(Stored records)
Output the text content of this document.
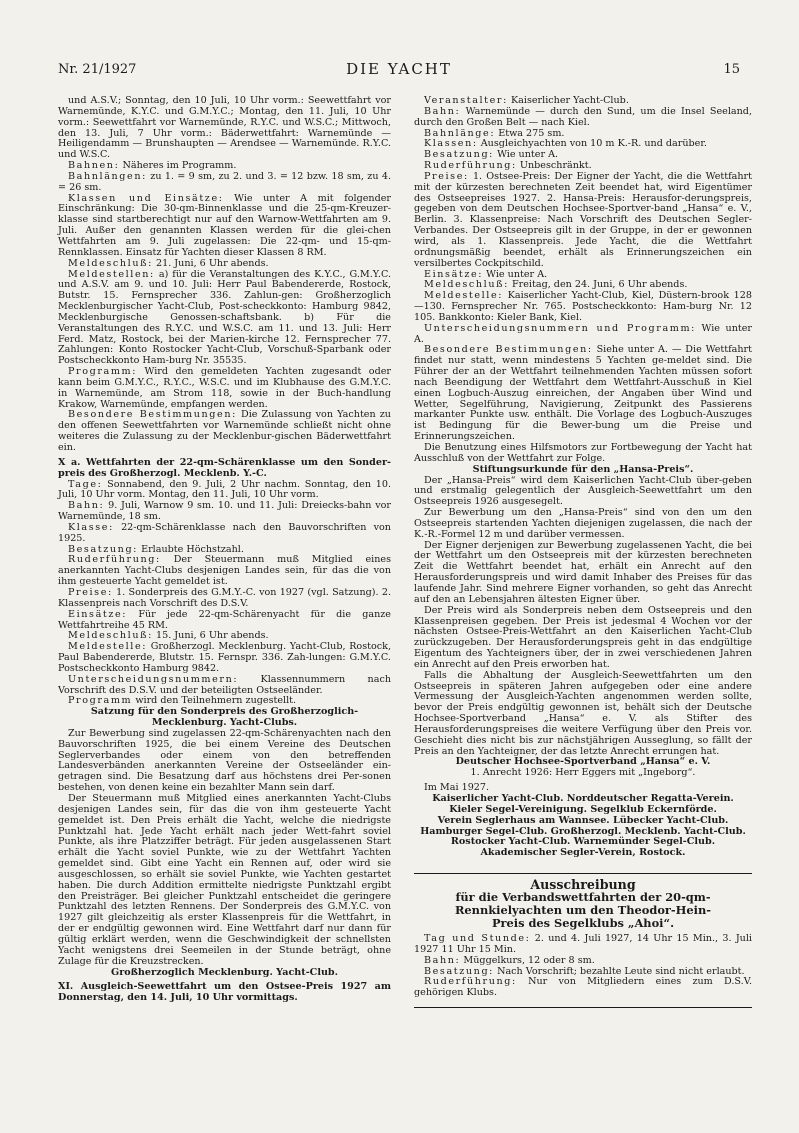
Nr. 21/1927	DIE YACHT	15

und A.S.V.; Sonntag, den 10 Juli, 10 Uhr vorm.: Seewettfahrt vor Warnemünde, K.Y.C. und G.M.Y.C.; Montag, den 11. Juli, 10 Uhr vorm.: Seewettfahrt vor Warnemünde, R.Y.C. und W.S.C.; Mittwoch, den 13. Juli, 7 Uhr vorm.: Bäderwettfahrt: Warnemünde — Heiligendamm — Brunshaupten — Arendsee — Warnemünde. R.Y.C. und W.S.C.

Bahnen: Näheres im Programm.

Bahnlängen: zu 1. = 9 sm, zu 2. und 3. = 12 bzw. 18 sm, zu 4. = 26 sm.

Klassen und Einsätze: Wie unter A mit folgender Einschränkung: Die 30-qm-Binnenklasse und die 25-qm-Kreuzer-klasse sind startberechtigt nur auf den Warnow-Wettfahrten am 9. Juli. Außer den genannten Klassen werden für die glei-chen Wettfahrten am 9. Juli zugelassen: Die 22-qm- und 15-qm-Rennklassen. Einsatz für Yachten dieser Klassen 8 RM.

Meldeschluß: 21. Juni, 6 Uhr abends.

Meldestellen: a) für die Veranstaltungen des K.Y.C., G.M.Y.C. und A.S.V. am 9. und 10. Juli: Herr Paul Babendererde, Rostock, Butstr. 15. Fernsprecher 336. Zahlun-gen: Großherzoglich Mecklenburgischer Yacht-Club, Post-scheckkonto: Hamburg 9842, Mecklenburgische Genossen-schaftsbank. b) Für die Veranstaltungen des R.Y.C. und W.S.C. am 11. und 13. Juli: Herr Ferd. Matz, Rostock, bei der Marien-kirche 12. Fernsprecher 77. Zahlungen: Konto Rostocker Yacht-Club, Vorschuß-Sparbank oder Postscheckkonto Ham-burg Nr. 35535.

Programm: Wird den gemeldeten Yachten zugesandt oder kann beim G.M.Y.C., R.Y.C., W.S.C. und im Klubhause des G.M.Y.C. in Warnemünde, am Strom 118, sowie in der Buch-handlung Krakow, Warnemünde, empfangen werden.

Besondere Bestimmungen: Die Zulassung von Yachten zu den offenen Seewettfahrten vor Warnemünde schließt nicht ohne weiteres die Zulassung zu der Mecklenbur-gischen Bäderwettfahrt ein.

X a. Wettfahrten der 22-qm-Schärenklasse um den Sonder-preis des Großherzogl. Mecklenb. Y.-C.

Tage: Sonnabend, den 9. Juli, 2 Uhr nachm. Sonntag, den 10. Juli, 10 Uhr vorm. Montag, den 11. Juli, 10 Uhr vorm.

Bahn: 9. Juli, Warnow 9 sm. 10. und 11. Juli: Dreiecks-bahn vor Warnemünde, 18 sm.

Klasse: 22-qm-Schärenklasse nach den Bauvorschriften von 1925.

Besatzung: Erlaubte Höchstzahl.

Ruderführung: Der Steuermann muß Mitglied eines anerkannten Yacht-Clubs desjenigen Landes sein, für das die von ihm gesteuerte Yacht gemeldet ist.

Preise: 1. Sonderpreis des G.M.Y.-C. von 1927 (vgl. Satzung). 2. Klassenpreis nach Vorschrift des D.S.V.

Einsätze: Für jede 22-qm-Schärenyacht für die ganze Wettfahrtreihe 45 RM.

Meldeschluß: 15. Juni, 6 Uhr abends.

Meldestelle: Großherzogl. Mecklenburg. Yacht-Club, Rostock, Paul Babendererde, Blutstr. 15. Fernspr. 336. Zah-lungen: G.M.Y.C. Postscheckkonto Hamburg 9842.

Unterscheidungsnummern: Klassennummern nach Vorschrift des D.S.V. und der beteiligten Ostseeländer.

Programm wird den Teilnehmern zugestellt.

Satzung für den Sonderpreis des Großherzoglich-Mecklenburg. Yacht-Clubs.

Zur Bewerbung sind zugelassen 22-qm-Schärenyachten nach den Bauvorschriften 1925, die bei einem Vereine des Deutschen Seglerverbandes oder einem von den betreffenden Landesverbänden anerkannten Vereine der Ostseeländer ein-getragen sind. Die Besatzung darf aus höchstens drei Per-sonen bestehen, von denen keine ein bezahlter Mann sein darf.

Der Steuermann muß Mitglied eines anerkannten Yacht-Clubs desjenigen Landes sein, für das die von ihm gesteuerte Yacht gemeldet ist. Den Preis erhält die Yacht, welche die niedrigste Punktzahl hat. Jede Yacht erhält nach jeder Wett-fahrt soviel Punkte, als ihre Platzziffer beträgt. Für jeden ausgelassenen Start erhält die Yacht soviel Punkte, wie zu der Wettfahrt Yachten gemeldet sind. Gibt eine Yacht ein Rennen auf, oder wird sie ausgeschlossen, so erhält sie soviel Punkte, wie Yachten gestartet haben. Die durch Addition ermittelte niedrigste Punktzahl ergibt den Preisträger. Bei gleicher Punktzahl entscheidet die geringere Punktzahl des letzten Rennens. Der Sonderpreis des G.M.Y.C. von 1927 gilt gleichzeitig als erster Klassenpreis für die Wettfahrt, in der er endgültig gewonnen wird. Eine Wettfahrt darf nur dann für gültig erklärt werden, wenn die Geschwindigkeit der schnellsten Yacht wenigstens drei Seemeilen in der Stunde beträgt, ohne Zulage für die Kreuzstrecken.

Großherzoglich Mecklenburg. Yacht-Club.

XI. Ausgleich-Seewettfahrt um den Ostsee-Preis 1927 am Donnerstag, den 14. Juli, 10 Uhr vormittags.

Veranstalter: Kaiserlicher Yacht-Club.

Bahn: Warnemünde — durch den Sund, um die Insel Seeland, durch den Großen Belt — nach Kiel.

Bahnlänge: Etwa 275 sm.

Klassen: Ausgleichyachten von 10 m K.-R. und darüber.

Besatzung: Wie unter A.

Ruderführung: Unbeschränkt.

Preise: 1. Ostsee-Preis: Der Eigner der Yacht, die die Wettfahrt mit der kürzesten berechneten Zeit beendet hat, wird Eigentümer des Ostseepreises 1927. 2. Hansa-Preis: Herausfor-derungspreis, gegeben von dem Deutschen Hochsee-Sportver-band „Hansa“ e. V., Berlin. 3. Klassenpreise: Nach Vorschrift des Deutschen Segler-Verbandes. Der Ostseepreis gilt in der Gruppe, in der er gewonnen wird, als 1. Klassenpreis. Jede Yacht, die die Wettfahrt ordnungsmäßig beendet, erhält als Erinnerungszeichen ein versilbertes Cockpitschild.

Einsätze: Wie unter A.

Meldeschluß: Freitag, den 24. Juni, 6 Uhr abends.

Meldestelle: Kaiserlicher Yacht-Club, Kiel, Düstern-brook 128—130. Fernsprecher Nr. 765. Postscheckkonto: Ham-burg Nr. 12 105. Bankkonto: Kieler Bank, Kiel.

Unterscheidungsnummern und Programm: Wie unter A.

Besondere Bestimmungen: Siehe unter A. — Die Wettfahrt findet nur statt, wenn mindestens 5 Yachten ge-meldet sind. Die Führer der an der Wettfahrt teilnehmenden Yachten müssen sofort nach Beendigung der Wettfahrt dem Wettfahrt-Ausschuß in Kiel einen Logbuch-Auszug einreichen, der Angaben über Wind und Wetter, Segelführung, Navigierung, Zeitpunkt des Passierens markanter Punkte usw. enthält. Die Vorlage des Logbuch-Auszuges ist Bedingung für die Bewer-bung um die Preise und Erinnerungszeichen.

Die Benutzung eines Hilfsmotors zur Fortbewegung der Yacht hat Ausschluß von der Wettfahrt zur Folge.

Stiftungsurkunde für den „Hansa-Preis“.

Der „Hansa-Preis“ wird dem Kaiserlichen Yacht-Club über-geben und erstmalig gelegentlich der Ausgleich-Seewettfahrt um den Ostseepreis 1926 ausgesegelt.

Zur Bewerbung um den „Hansa-Preis“ sind von den um den Ostseepreis startenden Yachten diejenigen zugelassen, die nach der K.-R.-Formel 12 m und darüber vermessen.

Der Eigner derjenigen zur Bewerbung zugelassenen Yacht, die bei der Wettfahrt um den Ostseepreis mit der kürzesten berechneten Zeit die Wettfahrt beendet hat, erhält ein Anrecht auf den Herausforderungspreis und wird damit Inhaber des Preises für das laufende Jahr. Sind mehrere Eigner vorhanden, so geht das Anrecht auf den an Lebensjahren ältesten Eigner über.

Der Preis wird als Sonderpreis neben dem Ostseepreis und den Klassenpreisen gegeben. Der Preis ist jedesmal 4 Wochen vor der nächsten Ostsee-Preis-Wettfahrt an den Kaiserlichen Yacht-Club zurückzugeben. Der Herausforderungspreis geht in das endgültige Eigentum des Yachteigners über, der in zwei verschiedenen Jahren ein Anrecht auf den Preis erworben hat.

Falls die Abhaltung der Ausgleich-Seewettfahrten um den Ostseepreis in späteren Jahren aufgegeben oder eine andere Vermessung der Ausgleich-Yachten angenommen werden sollte, bevor der Preis endgültig gewonnen ist, behält sich der Deutsche Hochsee-Sportverband „Hansa“ e. V. als Stifter des Herausforderungspreises die weitere Verfügung über den Preis vor. Geschieht dies nicht bis zur nächstjährigen Ausseglung, so fällt der Preis an den Yachteigner, der das letzte Anrecht errungen hat.

Deutscher Hochsee-Sportverband „Hansa“ e. V.

1. Anrecht 1926: Herr Eggers mit „Ingeborg“.

Im Mai 1927.

Kaiserlicher Yacht-Club. Norddeutscher Regatta-Verein.

Kieler Segel-Vereinigung. Segelklub Eckernförde.

Verein Seglerhaus am Wannsee. Lübecker Yacht-Club.

Hamburger Segel-Club. Großherzogl. Mecklenb. Yacht-Club.

Rostocker Yacht-Club. Warnemünder Segel-Club.

Akademischer Segler-Verein, Rostock.

Ausschreibung

für die Verbandswettfahrten der 20-qm-

Rennkielyachten um den Theodor-Hein-

Preis des Segelklubs „Ahoi“.

Tag und Stunde: 2. und 4. Juli 1927, 14 Uhr 15 Min., 3. Juli 1927 11 Uhr 15 Min.

Bahn: Müggelkurs, 12 oder 8 sm.

Besatzung: Nach Vorschrift; bezahlte Leute sind nicht erlaubt.

Ruderführung: Nur von Mitgliedern eines zum D.S.V. gehörigen Klubs.
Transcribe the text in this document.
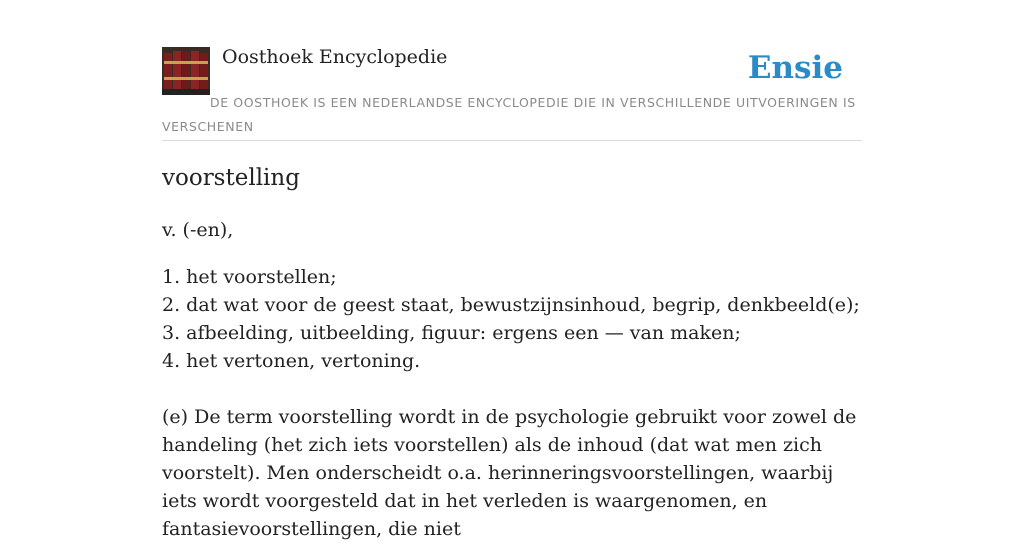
Oosthoek Encyclopedie	Ensie

DE OOSTHOEK IS EEN NEDERLANDSE ENCYCLOPEDIE DIE IN VERSCHILLENDE UITVOERINGEN IS VERSCHENEN

voorstelling

v. (-en),

1. het voorstellen;
2. dat wat voor de geest staat, bewustzijnsinhoud, begrip, denkbeeld(e);
3. afbeelding, uitbeelding, figuur: ergens een — van maken;
4. het vertonen, vertoning.

(e) De term voorstelling wordt in de psychologie gebruikt voor zowel de handeling (het zich iets voorstellen) als de inhoud (dat wat men zich voorstelt). Men onderscheidt o.a. herinneringsvoorstellingen, waarbij iets wordt voorgesteld dat in het verleden is waargenomen, en fantasievoorstellingen, die niet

TASK REQUIREMENTS — Return only the lines from the line containing "Transcribe the text in this document." through the last line of the records above, both ends included, exactly as written, leaving pictures out.

EXERCISE ANSWER —
Transcribe the text in this document.
Oosthoek Encyclopedie	Ensie

DE OOSTHOEK IS EEN NEDERLANDSE ENCYCLOPEDIE DIE IN VERSCHILLENDE UITVOERINGEN IS VERSCHENEN

voorstelling

v. (-en),

1. het voorstellen;
2. dat wat voor de geest staat, bewustzijnsinhoud, begrip, denkbeeld(e);
3. afbeelding, uitbeelding, figuur: ergens een — van maken;
4. het vertonen, vertoning.

(e) De term voorstelling wordt in de psychologie gebruikt voor zowel de handeling (het zich iets voorstellen) als de inhoud (dat wat men zich voorstelt). Men onderscheidt o.a. herinneringsvoorstellingen, waarbij iets wordt voorgesteld dat in het verleden is waargenomen, en fantasievoorstellingen, die niet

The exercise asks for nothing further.